The records that follow should be retyped word for word.

== EXERCISE MATERIALS

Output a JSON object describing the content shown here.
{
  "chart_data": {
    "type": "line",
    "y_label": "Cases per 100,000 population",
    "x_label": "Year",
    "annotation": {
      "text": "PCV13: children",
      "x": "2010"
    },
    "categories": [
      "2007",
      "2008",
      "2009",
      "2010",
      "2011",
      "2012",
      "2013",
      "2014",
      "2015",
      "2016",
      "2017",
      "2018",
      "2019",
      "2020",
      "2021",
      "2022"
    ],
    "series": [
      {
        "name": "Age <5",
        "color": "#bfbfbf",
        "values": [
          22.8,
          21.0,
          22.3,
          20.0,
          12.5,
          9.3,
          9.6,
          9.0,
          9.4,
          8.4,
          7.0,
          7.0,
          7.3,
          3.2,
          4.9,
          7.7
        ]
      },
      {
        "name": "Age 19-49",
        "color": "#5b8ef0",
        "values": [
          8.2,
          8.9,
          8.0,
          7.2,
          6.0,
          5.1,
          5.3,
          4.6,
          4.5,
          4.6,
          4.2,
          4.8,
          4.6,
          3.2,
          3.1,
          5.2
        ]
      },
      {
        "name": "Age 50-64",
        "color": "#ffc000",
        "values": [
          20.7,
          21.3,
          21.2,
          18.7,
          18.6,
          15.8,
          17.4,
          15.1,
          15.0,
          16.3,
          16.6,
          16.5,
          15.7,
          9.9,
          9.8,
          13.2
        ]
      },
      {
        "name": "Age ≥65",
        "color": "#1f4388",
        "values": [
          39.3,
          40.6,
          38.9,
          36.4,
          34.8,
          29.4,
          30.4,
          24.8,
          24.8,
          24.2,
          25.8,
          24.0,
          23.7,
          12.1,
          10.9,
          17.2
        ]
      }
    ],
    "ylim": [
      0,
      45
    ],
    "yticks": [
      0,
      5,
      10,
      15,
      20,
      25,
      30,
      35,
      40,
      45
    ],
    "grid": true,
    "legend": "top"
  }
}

====

**RESPONSE TO THIS EXERCISE:**
Output a JSON object describing the content shown here.
{
  "chart_data": {
    "type": "line",
    "y_label": "Cases per 100,000 population",
    "x_label": "Year",
    "annotation": {
      "text": "PCV13: children",
      "x": "2010"
    },
    "categories": [
      "2007",
      "2008",
      "2009",
      "2010",
      "2011",
      "2012",
      "2013",
      "2014",
      "2015",
      "2016",
      "2017",
      "2018",
      "2019",
      "2020",
      "2021",
      "2022"
    ],
    "series": [
      {
        "name": "Age <5",
        "color": "#bfbfbf",
        "values": [
          22.8,
          21.0,
          22.3,
          20.0,
          12.5,
          9.3,
          9.6,
          9.0,
          9.4,
          8.4,
          7.0,
          7.0,
          7.3,
          3.2,
          4.9,
          7.7
        ]
      },
      {
        "name": "Age 19-49",
        "color": "#5b8ef0",
        "values": [
          8.2,
          8.9,
          8.0,
          7.2,
          6.0,
          5.1,
          5.3,
          4.6,
          4.5,
          4.6,
          4.2,
          4.8,
          4.6,
          3.2,
          3.1,
          5.2
        ]
      },
      {
        "name": "Age 50-64",
        "color": "#ffc000",
        "values": [
          20.7,
          21.3,
          21.2,
          18.7,
          18.6,
          15.8,
          17.4,
          15.1,
          15.0,
          16.3,
          16.6,
          16.5,
          15.7,
          9.9,
          9.8,
          13.2
        ]
      },
      {
        "name": "Age ≥65",
        "color": "#1f4388",
        "values": [
          39.3,
          40.6,
          38.9,
          36.4,
          34.8,
          29.4,
          30.4,
          24.8,
          24.8,
          24.2,
          25.8,
          24.0,
          23.7,
          12.1,
          10.9,
          17.2
        ]
      }
    ],
    "ylim": [
      0,
      45
    ],
    "yticks": [
      0,
      5,
      10,
      15,
      20,
      25,
      30,
      35,
      40,
      45
    ],
    "grid": true,
    "legend": "top"
  }
}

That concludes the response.